____ Material provided

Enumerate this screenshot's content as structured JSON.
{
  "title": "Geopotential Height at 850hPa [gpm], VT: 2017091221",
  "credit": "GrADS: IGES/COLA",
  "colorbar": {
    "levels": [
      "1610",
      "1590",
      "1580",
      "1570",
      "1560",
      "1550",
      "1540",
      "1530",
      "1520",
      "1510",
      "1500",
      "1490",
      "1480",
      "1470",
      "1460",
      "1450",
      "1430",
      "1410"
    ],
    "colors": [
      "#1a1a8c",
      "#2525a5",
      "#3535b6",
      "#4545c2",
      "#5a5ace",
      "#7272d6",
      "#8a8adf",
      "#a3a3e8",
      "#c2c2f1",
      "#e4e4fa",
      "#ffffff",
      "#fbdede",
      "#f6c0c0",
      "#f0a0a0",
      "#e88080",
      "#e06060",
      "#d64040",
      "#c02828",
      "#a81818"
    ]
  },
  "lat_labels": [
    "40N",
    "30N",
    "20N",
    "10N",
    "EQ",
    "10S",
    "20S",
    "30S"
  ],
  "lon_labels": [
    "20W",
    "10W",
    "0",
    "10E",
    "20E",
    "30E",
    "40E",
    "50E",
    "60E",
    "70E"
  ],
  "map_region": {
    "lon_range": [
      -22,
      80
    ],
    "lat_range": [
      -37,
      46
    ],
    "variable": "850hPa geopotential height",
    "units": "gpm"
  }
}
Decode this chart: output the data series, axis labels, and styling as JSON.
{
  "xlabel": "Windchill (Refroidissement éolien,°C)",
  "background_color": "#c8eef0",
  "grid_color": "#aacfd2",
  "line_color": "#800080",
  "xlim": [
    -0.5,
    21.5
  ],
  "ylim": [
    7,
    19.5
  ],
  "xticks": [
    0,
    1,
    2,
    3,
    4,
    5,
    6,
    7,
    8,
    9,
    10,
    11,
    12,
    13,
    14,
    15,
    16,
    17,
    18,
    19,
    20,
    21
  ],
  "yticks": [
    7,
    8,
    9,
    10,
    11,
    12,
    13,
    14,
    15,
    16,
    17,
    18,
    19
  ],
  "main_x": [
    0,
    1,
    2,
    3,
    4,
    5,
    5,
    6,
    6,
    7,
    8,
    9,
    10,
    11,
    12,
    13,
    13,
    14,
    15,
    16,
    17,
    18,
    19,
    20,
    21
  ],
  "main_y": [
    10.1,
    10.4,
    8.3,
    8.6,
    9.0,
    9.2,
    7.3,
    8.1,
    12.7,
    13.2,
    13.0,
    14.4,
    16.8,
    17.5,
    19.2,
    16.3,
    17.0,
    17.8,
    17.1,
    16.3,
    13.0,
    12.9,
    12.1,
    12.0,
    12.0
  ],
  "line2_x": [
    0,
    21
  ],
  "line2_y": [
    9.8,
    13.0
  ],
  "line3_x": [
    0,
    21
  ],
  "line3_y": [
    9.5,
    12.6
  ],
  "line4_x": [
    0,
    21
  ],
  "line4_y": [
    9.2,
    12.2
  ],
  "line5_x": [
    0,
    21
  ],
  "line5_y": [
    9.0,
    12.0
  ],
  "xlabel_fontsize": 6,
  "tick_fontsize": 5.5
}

________

# [Given problem]
Produce a verbatim transcription of the entries above.

# [Exercise result]
Enumerate this screenshot's content as structured JSON.
{
  "title": "Geopotential Height at 850hPa [gpm], VT: 2017091221",
  "credit": "GrADS: IGES/COLA",
  "colorbar": {
    "levels": [
      "1610",
      "1590",
      "1580",
      "1570",
      "1560",
      "1550",
      "1540",
      "1530",
      "1520",
      "1510",
      "1500",
      "1490",
      "1480",
      "1470",
      "1460",
      "1450",
      "1430",
      "1410"
    ],
    "colors": [
      "#1a1a8c",
      "#2525a5",
      "#3535b6",
      "#4545c2",
      "#5a5ace",
      "#7272d6",
      "#8a8adf",
      "#a3a3e8",
      "#c2c2f1",
      "#e4e4fa",
      "#ffffff",
      "#fbdede",
      "#f6c0c0",
      "#f0a0a0",
      "#e88080",
      "#e06060",
      "#d64040",
      "#c02828",
      "#a81818"
    ]
  },
  "lat_labels": [
    "40N",
    "30N",
    "20N",
    "10N",
    "EQ",
    "10S",
    "20S",
    "30S"
  ],
  "lon_labels": [
    "20W",
    "10W",
    "0",
    "10E",
    "20E",
    "30E",
    "40E",
    "50E",
    "60E",
    "70E"
  ],
  "map_region": {
    "lon_range": [
      -22,
      80
    ],
    "lat_range": [
      -37,
      46
    ],
    "variable": "850hPa geopotential height",
    "units": "gpm"
  }
}
Decode this chart: output the data series, axis labels, and styling as JSON.
{
  "xlabel": "Windchill (Refroidissement éolien,°C)",
  "background_color": "#c8eef0",
  "grid_color": "#aacfd2",
  "line_color": "#800080",
  "xlim": [
    -0.5,
    21.5
  ],
  "ylim": [
    7,
    19.5
  ],
  "xticks": [
    0,
    1,
    2,
    3,
    4,
    5,
    6,
    7,
    8,
    9,
    10,
    11,
    12,
    13,
    14,
    15,
    16,
    17,
    18,
    19,
    20,
    21
  ],
  "yticks": [
    7,
    8,
    9,
    10,
    11,
    12,
    13,
    14,
    15,
    16,
    17,
    18,
    19
  ],
  "main_x": [
    0,
    1,
    2,
    3,
    4,
    5,
    5,
    6,
    6,
    7,
    8,
    9,
    10,
    11,
    12,
    13,
    13,
    14,
    15,
    16,
    17,
    18,
    19,
    20,
    21
  ],
  "main_y": [
    10.1,
    10.4,
    8.3,
    8.6,
    9.0,
    9.2,
    7.3,
    8.1,
    12.7,
    13.2,
    13.0,
    14.4,
    16.8,
    17.5,
    19.2,
    16.3,
    17.0,
    17.8,
    17.1,
    16.3,
    13.0,
    12.9,
    12.1,
    12.0,
    12.0
  ],
  "line2_x": [
    0,
    21
  ],
  "line2_y": [
    9.8,
    13.0
  ],
  "line3_x": [
    0,
    21
  ],
  "line3_y": [
    9.5,
    12.6
  ],
  "line4_x": [
    0,
    21
  ],
  "line4_y": [
    9.2,
    12.2
  ],
  "line5_x": [
    0,
    21
  ],
  "line5_y": [
    9.0,
    12.0
  ],
  "xlabel_fontsize": 6,
  "tick_fontsize": 5.5
}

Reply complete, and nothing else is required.